## REQUIRED WORK
Reproduce the records. Keep every word exact and include no images.

## DATA SHOWN
start

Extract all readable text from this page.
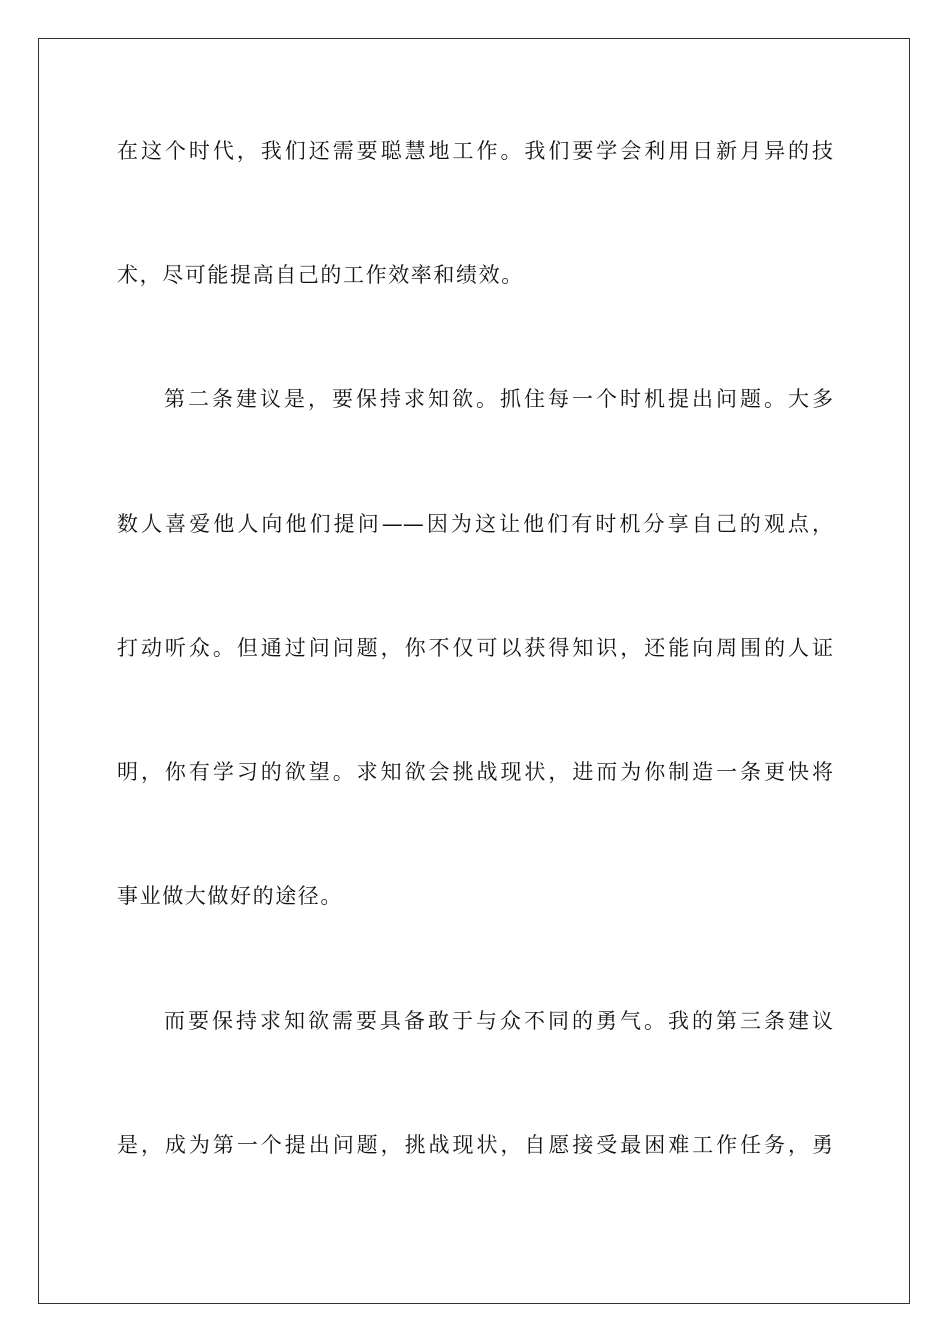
在这个时代，我们还需要聪慧地工作。我们要学会利用日新月异的技
术，尽可能提高自己的工作效率和绩效。
第二条建议是，要保持求知欲。抓住每一个时机提出问题。大多
数人喜爱他人向他们提问——因为这让他们有时机分享自己的观点，
打动听众。但通过问问题，你不仅可以获得知识，还能向周围的人证
明，你有学习的欲望。求知欲会挑战现状，进而为你制造一条更快将
事业做大做好的途径。
而要保持求知欲需要具备敢于与众不同的勇气。我的第三条建议
是，成为第一个提出问题，挑战现状，自愿接受最困难工作任务，勇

end

## ANSWER TO THIS TASK
Extract all readable text from this page.
在这个时代，我们还需要聪慧地工作。我们要学会利用日新月异的技
术，尽可能提高自己的工作效率和绩效。
第二条建议是，要保持求知欲。抓住每一个时机提出问题。大多
数人喜爱他人向他们提问——因为这让他们有时机分享自己的观点，
打动听众。但通过问问题，你不仅可以获得知识，还能向周围的人证
明，你有学习的欲望。求知欲会挑战现状，进而为你制造一条更快将
事业做大做好的途径。
而要保持求知欲需要具备敢于与众不同的勇气。我的第三条建议
是，成为第一个提出问题，挑战现状，自愿接受最困难工作任务，勇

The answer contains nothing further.